### WHAT IS EXPECTED
Collect all lines below with the string "icon".

-*-

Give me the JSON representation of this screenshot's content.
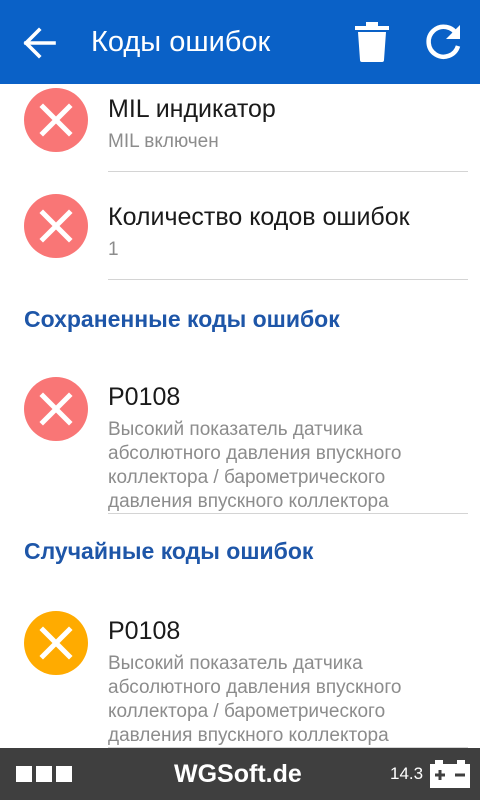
{
  "appbar": {
    "title": "Коды ошибок",
    "back_icon": "arrow-back-icon",
    "delete_icon": "trash-icon",
    "refresh_icon": "refresh-icon",
    "color": "#0a61c7"
  },
  "status_rows": [
    {
      "title": "MIL индикатор",
      "subtitle": "MIL включен",
      "status": "error",
      "icon": "error-x-icon"
    },
    {
      "title": "Количество кодов ошибок",
      "subtitle": "1",
      "status": "error",
      "icon": "error-x-icon"
    }
  ],
  "stored_section": {
    "header": "Сохраненные коды ошибок",
    "items": [
      {
        "code": "P0108",
        "description": "Высокий показатель датчика абсолютного давления впускного коллектора / барометрического давления впускного коллектора",
        "status": "error",
        "icon": "error-x-icon"
      }
    ]
  },
  "pending_section": {
    "header": "Случайные коды ошибок",
    "items": [
      {
        "code": "P0108",
        "description": "Высокий показатель датчика абсолютного давления впускного коллектора / барометрического давления впускного коллектора",
        "status": "warning",
        "icon": "warning-x-icon"
      }
    ]
  },
  "colors": {
    "error": "#f97676",
    "warning": "#ffab00",
    "section_header": "#1e56a8"
  },
  "bottombar": {
    "brand": "WGSoft.de",
    "voltage": "14.3",
    "battery_icon": "car-battery-icon",
    "indicator_icon": "connection-squares-icon"
  }
}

-*-

### EXPECTED ANSWER
    "back_icon": "arrow-back-icon",
    "delete_icon": "trash-icon",
    "refresh_icon": "refresh-icon",
      "icon": "error-x-icon"
      "icon": "error-x-icon"
        "icon": "error-x-icon"
        "icon": "warning-x-icon"
    "battery_icon": "car-battery-icon",
    "indicator_icon": "connection-squares-icon"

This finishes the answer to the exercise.